Request » Your answer should be a single number: how many lines in the data below hold the string "液相色谱".

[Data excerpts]
* begin *
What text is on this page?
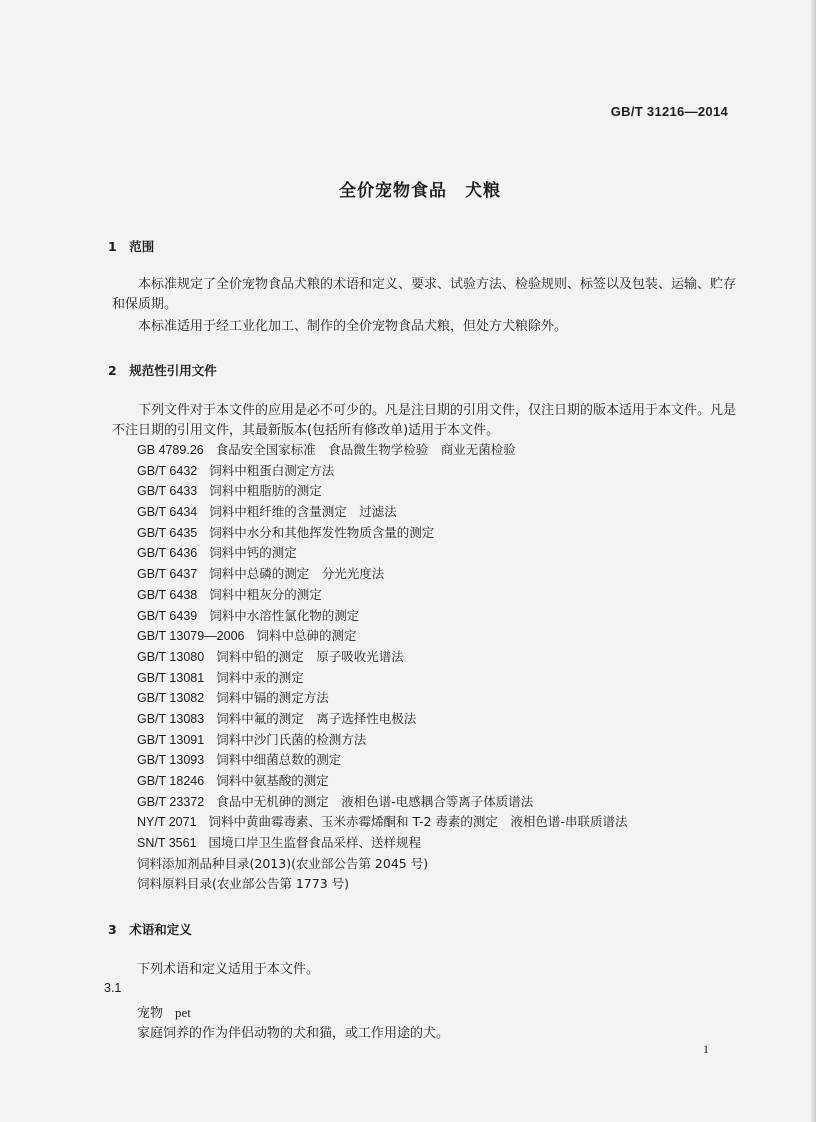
GB/T 31216—2014
全价宠物食品　犬粮
1　范围
本标准规定了全价宠物食品犬粮的术语和定义、要求、试验方法、检验规则、标签以及包装、运输、贮存和保质期。
本标准适用于经工业化加工、制作的全价宠物食品犬粮，但处方犬粮除外。
2　规范性引用文件
下列文件对于本文件的应用是必不可少的。凡是注日期的引用文件，仅注日期的版本适用于本文件。凡是不注日期的引用文件，其最新版本(包括所有修改单)适用于本文件。
GB 4789.26 食品安全国家标准　食品微生物学检验　商业无菌检验
GB/T 6432 饲料中粗蛋白测定方法
GB/T 6433 饲料中粗脂肪的测定
GB/T 6434 饲料中粗纤维的含量测定　过滤法
GB/T 6435 饲料中水分和其他挥发性物质含量的测定
GB/T 6436 饲料中钙的测定
GB/T 6437 饲料中总磷的测定　分光光度法
GB/T 6438 饲料中粗灰分的测定
GB/T 6439 饲料中水溶性氯化物的测定
GB/T 13079—2006 饲料中总砷的测定
GB/T 13080 饲料中铅的测定　原子吸收光谱法
GB/T 13081 饲料中汞的测定
GB/T 13082 饲料中镉的测定方法
GB/T 13083 饲料中氟的测定　离子选择性电极法
GB/T 13091 饲料中沙门氏菌的检测方法
GB/T 13093 饲料中细菌总数的测定
GB/T 18246 饲料中氨基酸的测定
GB/T 23372 食品中无机砷的测定　液相色谱-电感耦合等离子体质谱法
NY/T 2071 饲料中黄曲霉毒素、玉米赤霉烯酮和 T-2 毒素的测定　液相色谱-串联质谱法
SN/T 3561 国境口岸卫生监督食品采样、送样规程
饲料添加剂品种目录(2013)(农业部公告第 2045 号)
饲料原料目录(农业部公告第 1773 号)
3　术语和定义
下列术语和定义适用于本文件。
3.1
宠物 pet
家庭饲养的作为伴侣动物的犬和猫，或工作用途的犬。
1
* end *
Exercise response » 2